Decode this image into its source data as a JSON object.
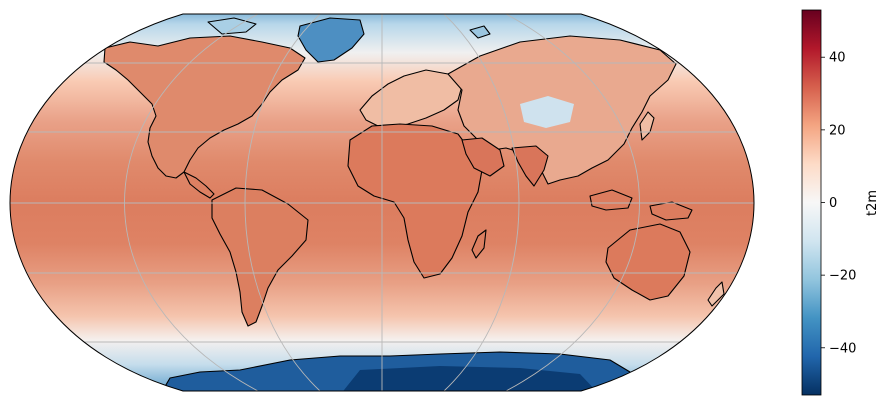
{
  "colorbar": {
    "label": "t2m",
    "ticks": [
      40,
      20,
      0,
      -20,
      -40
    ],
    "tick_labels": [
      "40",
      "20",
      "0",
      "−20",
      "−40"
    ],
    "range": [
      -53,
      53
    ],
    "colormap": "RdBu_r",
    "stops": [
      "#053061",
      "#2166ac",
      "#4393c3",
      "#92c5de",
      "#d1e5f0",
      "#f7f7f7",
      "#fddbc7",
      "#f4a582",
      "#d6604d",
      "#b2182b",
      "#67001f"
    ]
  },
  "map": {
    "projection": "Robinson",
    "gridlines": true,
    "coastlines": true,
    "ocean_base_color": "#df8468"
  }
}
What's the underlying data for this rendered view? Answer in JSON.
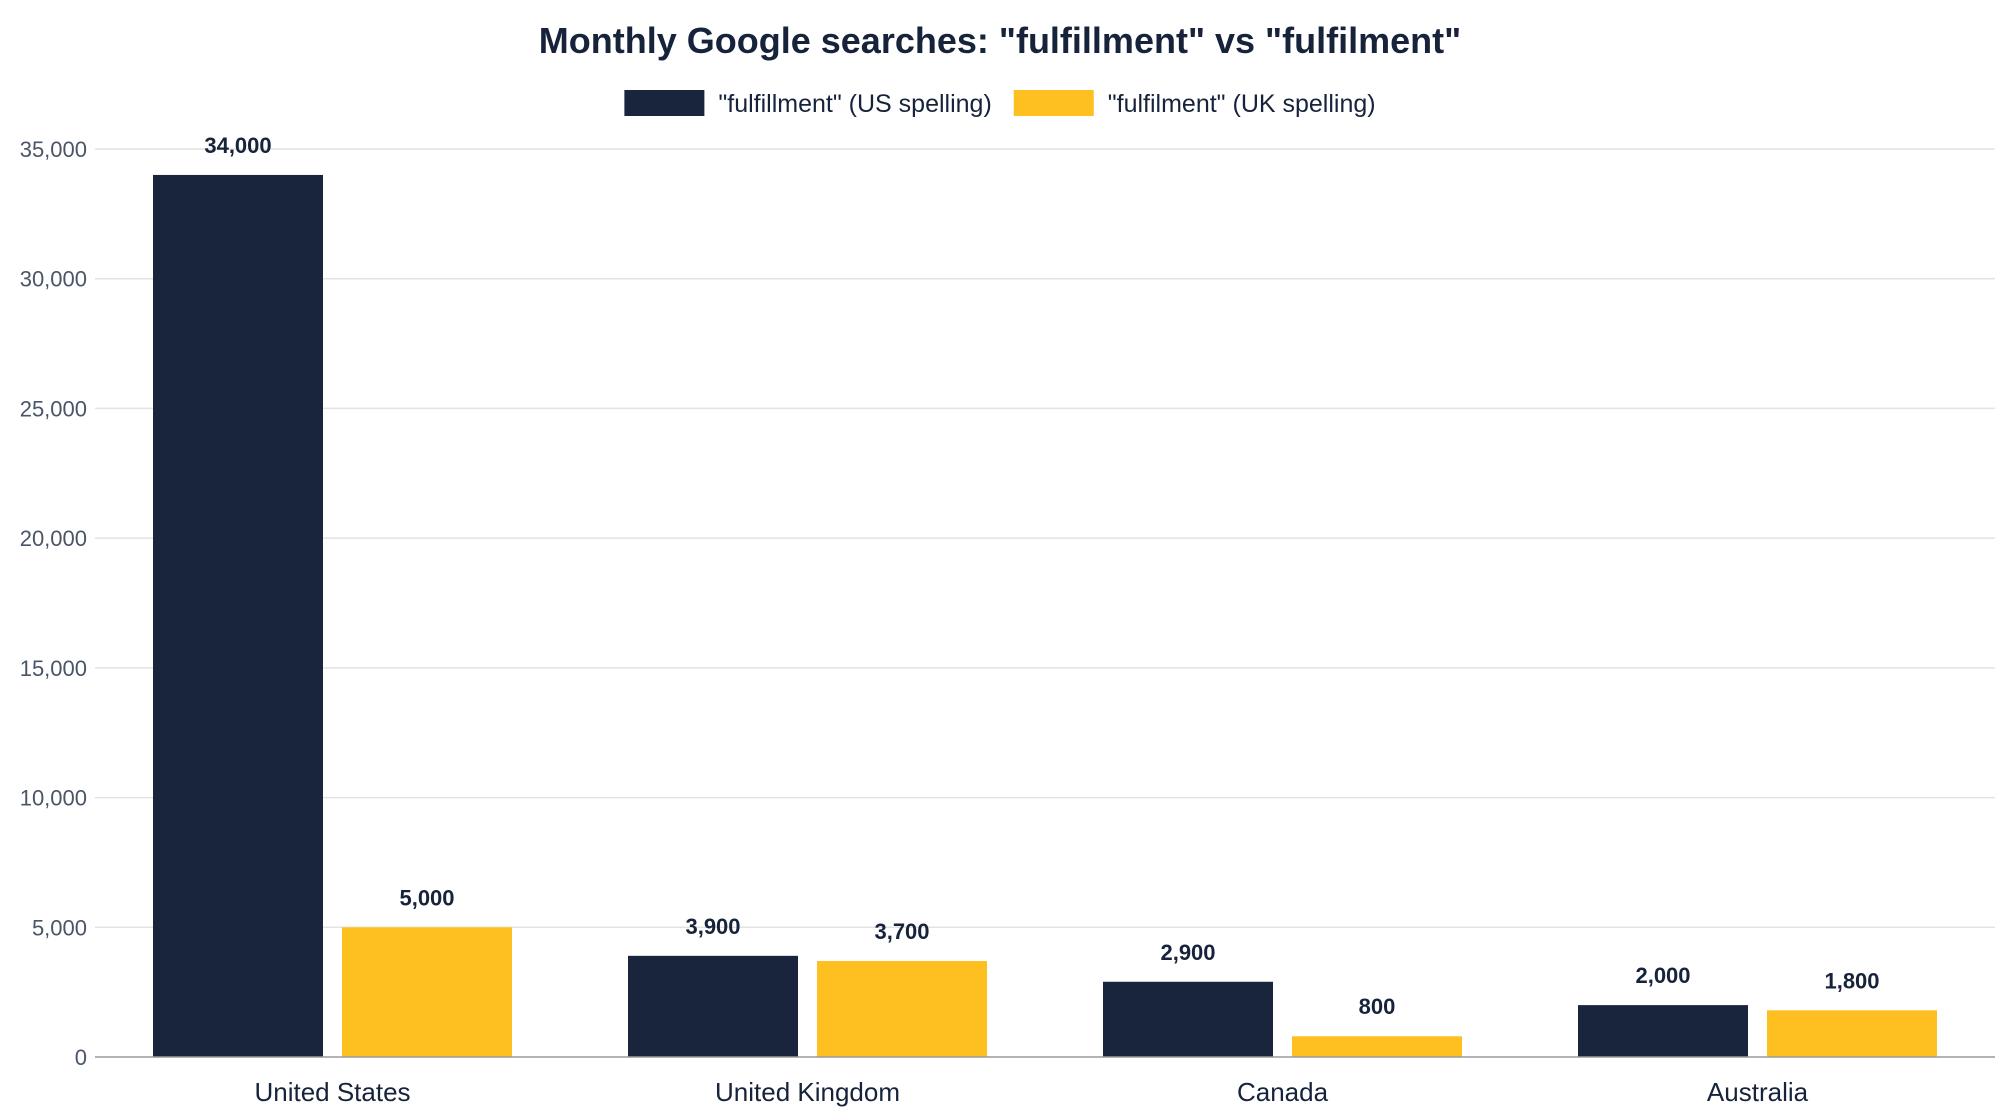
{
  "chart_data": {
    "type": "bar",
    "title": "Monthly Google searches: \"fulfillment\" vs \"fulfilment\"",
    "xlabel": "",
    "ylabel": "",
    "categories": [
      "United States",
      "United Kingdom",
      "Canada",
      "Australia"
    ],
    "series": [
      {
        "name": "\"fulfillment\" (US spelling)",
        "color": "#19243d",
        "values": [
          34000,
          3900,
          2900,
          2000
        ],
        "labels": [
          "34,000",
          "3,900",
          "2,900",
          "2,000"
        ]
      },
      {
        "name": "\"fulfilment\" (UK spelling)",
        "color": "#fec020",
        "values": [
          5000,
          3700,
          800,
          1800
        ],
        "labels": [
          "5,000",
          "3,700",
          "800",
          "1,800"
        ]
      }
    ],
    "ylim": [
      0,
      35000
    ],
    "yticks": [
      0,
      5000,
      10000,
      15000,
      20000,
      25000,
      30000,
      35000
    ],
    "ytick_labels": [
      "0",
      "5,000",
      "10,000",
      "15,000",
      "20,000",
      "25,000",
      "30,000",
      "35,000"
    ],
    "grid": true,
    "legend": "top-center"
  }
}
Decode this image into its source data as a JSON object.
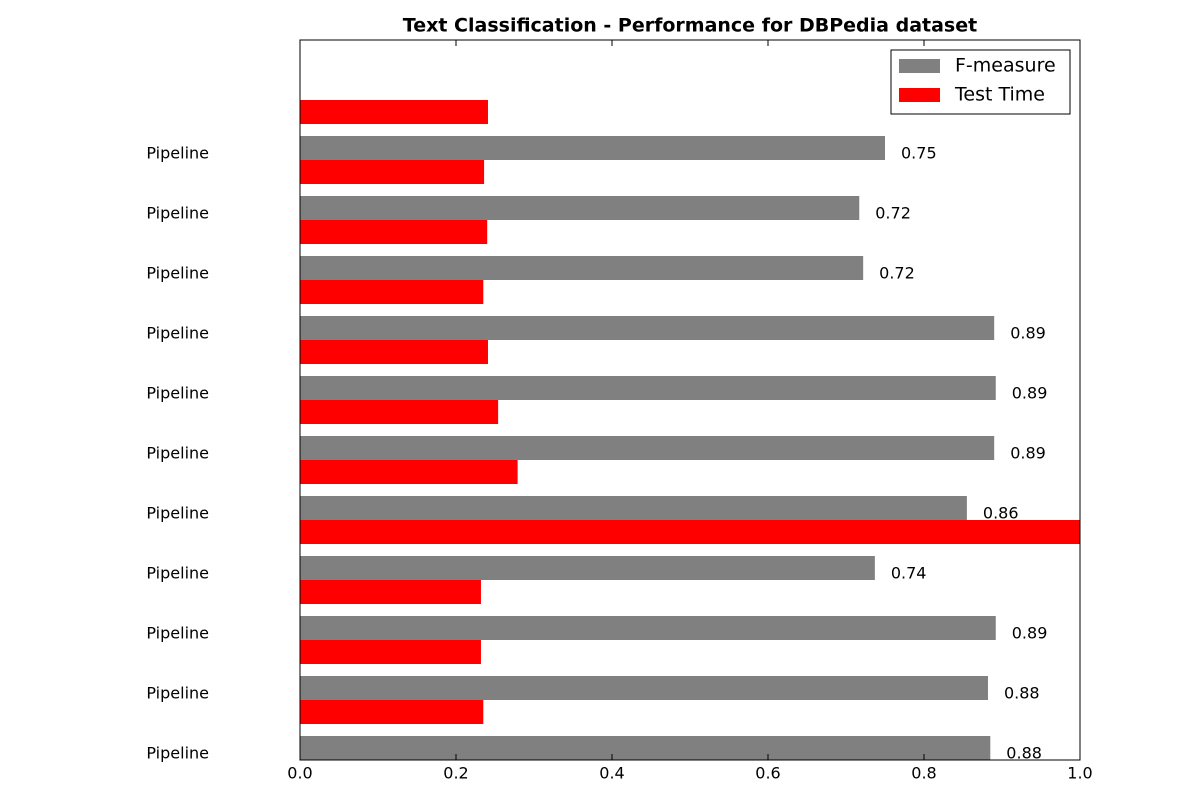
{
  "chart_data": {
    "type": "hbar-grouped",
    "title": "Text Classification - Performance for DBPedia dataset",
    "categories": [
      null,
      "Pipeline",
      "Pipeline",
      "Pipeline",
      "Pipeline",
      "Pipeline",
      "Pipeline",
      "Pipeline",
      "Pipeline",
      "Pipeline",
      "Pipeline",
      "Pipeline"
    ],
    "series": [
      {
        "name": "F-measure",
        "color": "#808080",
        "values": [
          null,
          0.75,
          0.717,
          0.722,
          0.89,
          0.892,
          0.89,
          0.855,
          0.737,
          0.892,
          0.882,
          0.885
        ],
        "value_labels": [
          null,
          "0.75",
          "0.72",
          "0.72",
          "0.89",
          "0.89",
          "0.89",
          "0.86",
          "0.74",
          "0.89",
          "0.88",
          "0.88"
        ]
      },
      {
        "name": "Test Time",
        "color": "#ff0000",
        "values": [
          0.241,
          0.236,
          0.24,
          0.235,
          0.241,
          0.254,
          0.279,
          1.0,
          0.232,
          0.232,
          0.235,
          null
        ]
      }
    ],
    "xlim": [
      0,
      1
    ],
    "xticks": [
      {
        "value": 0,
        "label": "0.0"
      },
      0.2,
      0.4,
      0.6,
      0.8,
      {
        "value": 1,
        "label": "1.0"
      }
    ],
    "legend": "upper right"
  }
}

__Directions__:
Keep the pictures out of the copy and write out the data exactly as it stands.

__Written solution__:
Decode this image into its source data as a JSON object.
{
  "colorbar": {
    "label": "t2m",
    "ticks": [
      40,
      20,
      0,
      -20,
      -40
    ],
    "tick_labels": [
      "40",
      "20",
      "0",
      "−20",
      "−40"
    ],
    "range": [
      -53,
      53
    ],
    "colormap": "RdBu_r",
    "stops": [
      "#053061",
      "#2166ac",
      "#4393c3",
      "#92c5de",
      "#d1e5f0",
      "#f7f7f7",
      "#fddbc7",
      "#f4a582",
      "#d6604d",
      "#b2182b",
      "#67001f"
    ]
  },
  "map": {
    "projection": "Robinson",
    "gridlines": true,
    "coastlines": true,
    "ocean_base_color": "#df8468"
  }
}
What's the underlying data for this rendered view? Answer in JSON.
{
  "chart_data": {
    "type": "bar",
    "title": "Monthly Google searches: \"fulfillment\" vs \"fulfilment\"",
    "xlabel": "",
    "ylabel": "",
    "categories": [
      "United States",
      "United Kingdom",
      "Canada",
      "Australia"
    ],
    "series": [
      {
        "name": "\"fulfillment\" (US spelling)",
        "color": "#19243d",
        "values": [
          34000,
          3900,
          2900,
          2000
        ],
        "labels": [
          "34,000",
          "3,900",
          "2,900",
          "2,000"
        ]
      },
      {
        "name": "\"fulfilment\" (UK spelling)",
        "color": "#fec020",
        "values": [
          5000,
          3700,
          800,
          1800
        ],
        "labels": [
          "5,000",
          "3,700",
          "800",
          "1,800"
        ]
      }
    ],
    "ylim": [
      0,
      35000
    ],
    "yticks": [
      0,
      5000,
      10000,
      15000,
      20000,
      25000,
      30000,
      35000
    ],
    "ytick_labels": [
      "0",
      "5,000",
      "10,000",
      "15,000",
      "20,000",
      "25,000",
      "30,000",
      "35,000"
    ],
    "grid": true,
    "legend": "top-center"
  }
}
Decode this image into its source data as a JSON object.
{
  "chart_data": {
    "type": "hbar-grouped",
    "title": "Text Classification - Performance for DBPedia dataset",
    "categories": [
      null,
      "Pipeline",
      "Pipeline",
      "Pipeline",
      "Pipeline",
      "Pipeline",
      "Pipeline",
      "Pipeline",
      "Pipeline",
      "Pipeline",
      "Pipeline",
      "Pipeline"
    ],
    "series": [
      {
        "name": "F-measure",
        "color": "#808080",
        "values": [
          null,
          0.75,
          0.717,
          0.722,
          0.89,
          0.892,
          0.89,
          0.855,
          0.737,
          0.892,
          0.882,
          0.885
        ],
        "value_labels": [
          null,
          "0.75",
          "0.72",
          "0.72",
          "0.89",
          "0.89",
          "0.89",
          "0.86",
          "0.74",
          "0.89",
          "0.88",
          "0.88"
        ]
      },
      {
        "name": "Test Time",
        "color": "#ff0000",
        "values": [
          0.241,
          0.236,
          0.24,
          0.235,
          0.241,
          0.254,
          0.279,
          1.0,
          0.232,
          0.232,
          0.235,
          null
        ]
      }
    ],
    "xlim": [
      0,
      1
    ],
    "xticks": [
      {
        "value": 0,
        "label": "0.0"
      },
      0.2,
      0.4,
      0.6,
      0.8,
      {
        "value": 1,
        "label": "1.0"
      }
    ],
    "legend": "upper right"
  }
}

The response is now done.